AIM OF THE TASK:
Collect all the lines that mention the word "podjąć".

PROVIDED MATERIAL:
◇ ◇ ◇ ◇ ◇ ◇ ◇

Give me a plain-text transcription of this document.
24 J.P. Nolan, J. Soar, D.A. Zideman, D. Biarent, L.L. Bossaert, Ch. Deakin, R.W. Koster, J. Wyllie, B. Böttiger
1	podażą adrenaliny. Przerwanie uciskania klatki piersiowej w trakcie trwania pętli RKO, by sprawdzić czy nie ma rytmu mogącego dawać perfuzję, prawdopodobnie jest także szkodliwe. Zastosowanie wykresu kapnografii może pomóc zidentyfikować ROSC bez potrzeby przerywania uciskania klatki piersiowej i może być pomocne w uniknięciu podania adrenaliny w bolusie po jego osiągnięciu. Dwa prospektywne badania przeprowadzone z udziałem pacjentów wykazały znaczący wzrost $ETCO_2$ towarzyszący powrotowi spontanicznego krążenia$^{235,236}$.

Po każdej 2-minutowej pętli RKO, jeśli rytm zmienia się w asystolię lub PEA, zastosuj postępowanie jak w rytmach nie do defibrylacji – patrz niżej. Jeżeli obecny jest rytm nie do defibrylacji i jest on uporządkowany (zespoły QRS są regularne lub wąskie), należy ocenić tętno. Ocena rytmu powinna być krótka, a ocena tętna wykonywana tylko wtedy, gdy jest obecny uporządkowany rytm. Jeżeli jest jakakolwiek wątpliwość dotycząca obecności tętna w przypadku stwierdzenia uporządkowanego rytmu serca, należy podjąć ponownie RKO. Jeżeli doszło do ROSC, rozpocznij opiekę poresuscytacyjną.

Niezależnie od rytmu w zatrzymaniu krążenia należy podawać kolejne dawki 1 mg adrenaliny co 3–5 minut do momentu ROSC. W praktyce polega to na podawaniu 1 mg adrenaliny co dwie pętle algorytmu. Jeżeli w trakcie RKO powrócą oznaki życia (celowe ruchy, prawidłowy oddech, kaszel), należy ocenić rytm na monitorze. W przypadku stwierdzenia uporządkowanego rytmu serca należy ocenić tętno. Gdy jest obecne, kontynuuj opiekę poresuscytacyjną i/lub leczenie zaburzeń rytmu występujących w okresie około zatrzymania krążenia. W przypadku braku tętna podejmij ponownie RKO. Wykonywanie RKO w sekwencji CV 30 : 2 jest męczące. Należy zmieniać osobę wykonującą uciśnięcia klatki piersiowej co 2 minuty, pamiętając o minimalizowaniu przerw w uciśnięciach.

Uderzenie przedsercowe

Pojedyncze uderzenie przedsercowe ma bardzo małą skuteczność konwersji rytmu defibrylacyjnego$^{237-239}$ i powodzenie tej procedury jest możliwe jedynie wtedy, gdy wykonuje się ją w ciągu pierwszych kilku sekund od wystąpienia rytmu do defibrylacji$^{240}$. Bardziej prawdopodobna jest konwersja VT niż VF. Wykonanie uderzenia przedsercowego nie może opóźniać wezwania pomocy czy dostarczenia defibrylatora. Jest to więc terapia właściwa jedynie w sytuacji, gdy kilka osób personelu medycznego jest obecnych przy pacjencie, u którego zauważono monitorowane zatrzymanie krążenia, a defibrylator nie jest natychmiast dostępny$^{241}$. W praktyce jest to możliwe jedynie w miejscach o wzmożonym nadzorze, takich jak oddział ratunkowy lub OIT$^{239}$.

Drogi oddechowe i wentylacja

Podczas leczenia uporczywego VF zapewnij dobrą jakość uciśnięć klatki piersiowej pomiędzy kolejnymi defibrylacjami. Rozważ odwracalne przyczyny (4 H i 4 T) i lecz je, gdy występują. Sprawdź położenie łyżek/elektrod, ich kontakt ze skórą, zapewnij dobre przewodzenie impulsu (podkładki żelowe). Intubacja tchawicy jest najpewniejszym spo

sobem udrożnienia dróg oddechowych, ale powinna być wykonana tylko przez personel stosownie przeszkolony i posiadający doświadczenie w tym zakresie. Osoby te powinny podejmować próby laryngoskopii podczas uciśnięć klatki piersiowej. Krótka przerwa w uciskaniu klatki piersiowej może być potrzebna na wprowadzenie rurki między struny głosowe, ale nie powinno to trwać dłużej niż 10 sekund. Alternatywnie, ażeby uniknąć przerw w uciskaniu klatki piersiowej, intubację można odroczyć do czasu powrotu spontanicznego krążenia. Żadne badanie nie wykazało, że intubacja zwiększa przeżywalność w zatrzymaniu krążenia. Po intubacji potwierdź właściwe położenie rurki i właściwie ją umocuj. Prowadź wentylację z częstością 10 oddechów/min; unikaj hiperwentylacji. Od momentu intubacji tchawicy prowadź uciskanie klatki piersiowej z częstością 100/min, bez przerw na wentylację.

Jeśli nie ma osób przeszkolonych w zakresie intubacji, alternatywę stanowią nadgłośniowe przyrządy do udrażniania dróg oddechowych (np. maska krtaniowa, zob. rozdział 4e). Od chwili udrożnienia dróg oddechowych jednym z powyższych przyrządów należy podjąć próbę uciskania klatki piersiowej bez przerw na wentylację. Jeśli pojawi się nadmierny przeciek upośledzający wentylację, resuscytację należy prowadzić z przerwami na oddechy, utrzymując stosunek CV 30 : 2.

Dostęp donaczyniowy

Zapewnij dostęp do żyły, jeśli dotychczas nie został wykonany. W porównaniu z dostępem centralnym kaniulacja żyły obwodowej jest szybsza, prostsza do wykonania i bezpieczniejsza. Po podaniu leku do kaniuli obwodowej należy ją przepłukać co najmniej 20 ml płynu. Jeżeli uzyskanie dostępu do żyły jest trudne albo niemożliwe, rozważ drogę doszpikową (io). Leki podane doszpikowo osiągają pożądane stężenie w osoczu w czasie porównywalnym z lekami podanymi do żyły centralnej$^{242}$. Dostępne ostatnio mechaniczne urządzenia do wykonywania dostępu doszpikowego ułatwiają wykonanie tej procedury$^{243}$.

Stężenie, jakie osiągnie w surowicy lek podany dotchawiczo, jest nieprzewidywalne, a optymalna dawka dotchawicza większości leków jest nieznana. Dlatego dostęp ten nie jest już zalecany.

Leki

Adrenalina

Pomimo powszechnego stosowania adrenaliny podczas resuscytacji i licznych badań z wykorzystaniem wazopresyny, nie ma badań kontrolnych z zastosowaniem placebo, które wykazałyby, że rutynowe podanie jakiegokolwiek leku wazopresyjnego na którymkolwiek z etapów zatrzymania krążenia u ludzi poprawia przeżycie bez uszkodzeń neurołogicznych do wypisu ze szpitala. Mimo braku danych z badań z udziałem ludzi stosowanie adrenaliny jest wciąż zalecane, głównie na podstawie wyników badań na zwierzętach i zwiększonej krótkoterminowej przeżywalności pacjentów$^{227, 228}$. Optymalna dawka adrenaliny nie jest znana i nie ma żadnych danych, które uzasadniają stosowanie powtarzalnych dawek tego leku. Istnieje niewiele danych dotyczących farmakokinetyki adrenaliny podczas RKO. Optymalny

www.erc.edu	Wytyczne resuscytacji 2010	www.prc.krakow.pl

◇ ◇ ◇ ◇ ◇ ◇ ◇

COMPLETED TASK:
Po każdej 2-minutowej pętli RKO, jeśli rytm zmienia się w asystolię lub PEA, zastosuj postępowanie jak w rytmach nie do defibrylacji – patrz niżej. Jeżeli obecny jest rytm nie do defibrylacji i jest on uporządkowany (zespoły QRS są regularne lub wąskie), należy ocenić tętno. Ocena rytmu powinna być krótka, a ocena tętna wykonywana tylko wtedy, gdy jest obecny uporządkowany rytm. Jeżeli jest jakakolwiek wątpliwość dotycząca obecności tętna w przypadku stwierdzenia uporządkowanego rytmu serca, należy podjąć ponownie RKO. Jeżeli doszło do ROSC, rozpocznij opiekę poresuscytacyjną.
Jeśli nie ma osób przeszkolonych w zakresie intubacji, alternatywę stanowią nadgłośniowe przyrządy do udrażniania dróg oddechowych (np. maska krtaniowa, zob. rozdział 4e). Od chwili udrożnienia dróg oddechowych jednym z powyższych przyrządów należy podjąć próbę uciskania klatki piersiowej bez przerw na wentylację. Jeśli pojawi się nadmierny przeciek upośledzający wentylację, resuscytację należy prowadzić z przerwami na oddechy, utrzymując stosunek CV 30 : 2.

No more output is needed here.